Where a line holds the word "一直以来", copy that line.

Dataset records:
>>>>>

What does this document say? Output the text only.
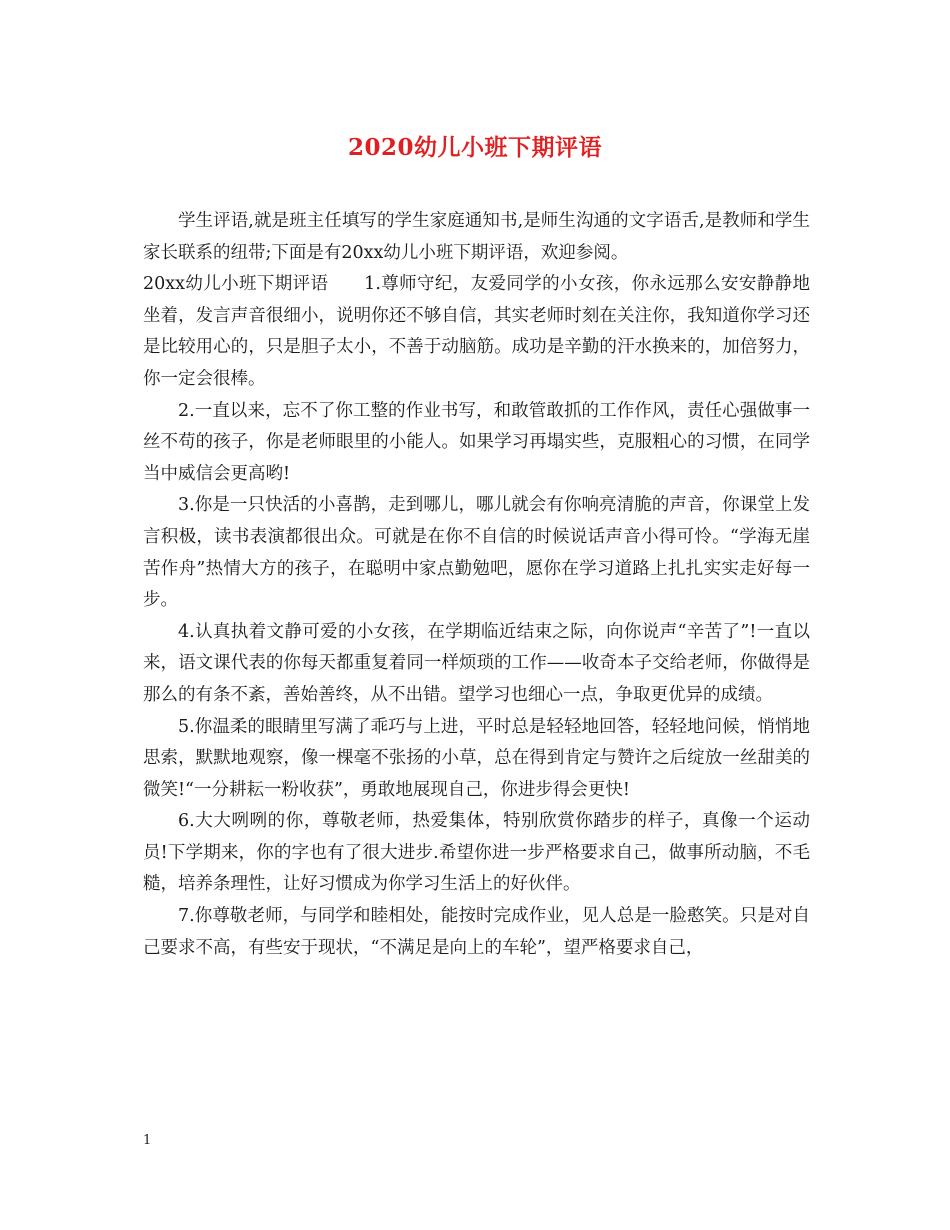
2020幼儿小班下期评语

学生评语,就是班主任填写的学生家庭通知书,是师生沟通的文字语舌,是教师和学生家长联系的纽带;下面是有20xx幼儿小班下期评语，欢迎参阅。

20xx幼儿小班下期评语　　1.尊师守纪，友爱同学的小女孩，你永远那么安安静静地坐着，发言声音很细小，说明你还不够自信，其实老师时刻在关注你，我知道你学习还是比较用心的，只是胆子太小，不善于动脑筋。成功是辛勤的汗水换来的，加倍努力，你一定会很棒。

2.一直以来，忘不了你工整的作业书写，和敢管敢抓的工作作风，责任心强做事一丝不苟的孩子，你是老师眼里的小能人。如果学习再塌实些，克服粗心的习惯，在同学当中威信会更高哟!

3.你是一只快活的小喜鹊，走到哪儿，哪儿就会有你响亮清脆的声音，你课堂上发言积极，读书表演都很出众。可就是在你不自信的时候说话声音小得可怜。“学海无崖苦作舟”热情大方的孩子，在聪明中家点勤勉吧，愿你在学习道路上扎扎实实走好每一步。

4.认真执着文静可爱的小女孩，在学期临近结束之际，向你说声“辛苦了”!一直以来，语文课代表的你每天都重复着同一样烦琐的工作——收奇本子交给老师，你做得是那么的有条不紊，善始善终，从不出错。望学习也细心一点，争取更优异的成绩。

5.你温柔的眼睛里写满了乖巧与上进，平时总是轻轻地回答，轻轻地问候，悄悄地思索，默默地观察，像一棵毫不张扬的小草，总在得到肯定与赞许之后绽放一丝甜美的微笑!“一分耕耘一粉收获”，勇敢地展现自己，你进步得会更快!

6.大大咧咧的你，尊敬老师，热爱集体，特别欣赏你踏步的样子，真像一个运动员!下学期来，你的字也有了很大进步.希望你进一步严格要求自己，做事所动脑，不毛糙，培养条理性，让好习惯成为你学习生活上的好伙伴。

7.你尊敬老师，与同学和睦相处，能按时完成作业，见人总是一脸憨笑。只是对自己要求不高，有些安于现状，“不满足是向上的车轮”，望严格要求自己，

1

<<<<<

Finished answer:
2.一直以来，忘不了你工整的作业书写，和敢管敢抓的工作作风，责任心强做事一丝不苟的孩子，你是老师眼里的小能人。如果学习再塌实些，克服粗心的习惯，在同学当中威信会更高哟!
4.认真执着文静可爱的小女孩，在学期临近结束之际，向你说声“辛苦了”!一直以来，语文课代表的你每天都重复着同一样烦琐的工作——收奇本子交给老师，你做得是那么的有条不紊，善始善终，从不出错。望学习也细心一点，争取更优异的成绩。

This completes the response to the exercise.